The problem
Search the records for the word "كناية" and report each line that has it.
^^^^^^^^^^^^^^^^
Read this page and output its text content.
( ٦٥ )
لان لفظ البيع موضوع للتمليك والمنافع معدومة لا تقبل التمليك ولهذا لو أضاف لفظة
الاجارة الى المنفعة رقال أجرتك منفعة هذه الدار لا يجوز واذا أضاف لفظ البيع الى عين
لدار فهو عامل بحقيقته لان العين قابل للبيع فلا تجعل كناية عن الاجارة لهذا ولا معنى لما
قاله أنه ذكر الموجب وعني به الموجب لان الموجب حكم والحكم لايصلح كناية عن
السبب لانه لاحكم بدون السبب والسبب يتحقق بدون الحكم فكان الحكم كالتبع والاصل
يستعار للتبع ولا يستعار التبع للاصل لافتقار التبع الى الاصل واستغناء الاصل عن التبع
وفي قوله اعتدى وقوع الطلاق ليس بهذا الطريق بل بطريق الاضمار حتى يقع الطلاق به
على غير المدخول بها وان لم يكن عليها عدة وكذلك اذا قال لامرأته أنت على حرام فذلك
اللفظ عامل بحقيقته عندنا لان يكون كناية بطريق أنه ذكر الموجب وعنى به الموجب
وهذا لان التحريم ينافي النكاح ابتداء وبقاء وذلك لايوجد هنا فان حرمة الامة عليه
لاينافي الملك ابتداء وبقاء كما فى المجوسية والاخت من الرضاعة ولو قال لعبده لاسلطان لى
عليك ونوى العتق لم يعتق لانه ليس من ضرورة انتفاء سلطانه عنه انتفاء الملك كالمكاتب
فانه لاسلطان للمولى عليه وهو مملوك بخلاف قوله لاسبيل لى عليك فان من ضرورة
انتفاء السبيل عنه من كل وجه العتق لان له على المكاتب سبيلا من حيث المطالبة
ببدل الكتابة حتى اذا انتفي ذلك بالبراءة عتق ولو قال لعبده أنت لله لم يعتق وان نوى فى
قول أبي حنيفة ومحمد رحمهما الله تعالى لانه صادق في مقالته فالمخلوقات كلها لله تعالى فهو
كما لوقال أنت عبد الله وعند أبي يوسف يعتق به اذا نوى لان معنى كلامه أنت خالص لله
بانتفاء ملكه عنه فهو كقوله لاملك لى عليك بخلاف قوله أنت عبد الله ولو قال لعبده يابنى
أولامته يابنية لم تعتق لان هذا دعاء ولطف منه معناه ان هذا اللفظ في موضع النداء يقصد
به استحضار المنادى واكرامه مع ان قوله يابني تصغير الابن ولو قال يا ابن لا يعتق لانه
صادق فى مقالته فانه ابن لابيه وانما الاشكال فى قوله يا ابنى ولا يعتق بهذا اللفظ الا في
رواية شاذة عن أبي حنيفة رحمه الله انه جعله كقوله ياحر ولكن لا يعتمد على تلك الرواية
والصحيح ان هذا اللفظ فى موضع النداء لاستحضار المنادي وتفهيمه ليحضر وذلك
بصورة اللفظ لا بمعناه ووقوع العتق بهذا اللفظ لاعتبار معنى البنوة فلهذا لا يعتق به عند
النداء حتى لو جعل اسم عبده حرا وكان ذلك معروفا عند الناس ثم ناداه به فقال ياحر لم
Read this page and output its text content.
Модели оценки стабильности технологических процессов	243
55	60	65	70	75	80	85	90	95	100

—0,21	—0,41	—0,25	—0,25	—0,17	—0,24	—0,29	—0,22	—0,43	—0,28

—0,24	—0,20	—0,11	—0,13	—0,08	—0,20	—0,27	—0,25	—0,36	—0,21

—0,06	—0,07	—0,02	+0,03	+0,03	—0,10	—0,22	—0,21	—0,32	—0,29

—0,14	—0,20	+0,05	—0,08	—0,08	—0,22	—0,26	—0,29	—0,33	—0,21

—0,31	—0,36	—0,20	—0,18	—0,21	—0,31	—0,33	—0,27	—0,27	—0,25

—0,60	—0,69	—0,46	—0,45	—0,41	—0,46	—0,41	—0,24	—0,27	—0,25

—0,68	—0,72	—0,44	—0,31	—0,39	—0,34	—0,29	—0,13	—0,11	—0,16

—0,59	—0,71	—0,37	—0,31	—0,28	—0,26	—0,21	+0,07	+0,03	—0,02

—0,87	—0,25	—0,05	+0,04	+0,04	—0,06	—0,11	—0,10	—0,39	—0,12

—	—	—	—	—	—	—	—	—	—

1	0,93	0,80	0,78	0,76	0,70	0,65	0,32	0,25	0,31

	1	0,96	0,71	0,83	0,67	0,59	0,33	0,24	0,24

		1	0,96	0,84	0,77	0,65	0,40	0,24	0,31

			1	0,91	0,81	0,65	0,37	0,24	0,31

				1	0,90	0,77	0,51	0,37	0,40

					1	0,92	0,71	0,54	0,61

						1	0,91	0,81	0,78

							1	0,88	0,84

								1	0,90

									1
^^^^^^^^^^^^^^^^
Completed task
لدار فهو عامل بحقيقته لان العين قابل للبيع فلا تجعل كناية عن الاجارة لهذا ولا معنى لما
قاله أنه ذكر الموجب وعني به الموجب لان الموجب حكم والحكم لايصلح كناية عن
اللفظ عامل بحقيقته عندنا لان يكون كناية بطريق أنه ذكر الموجب وعنى به الموجب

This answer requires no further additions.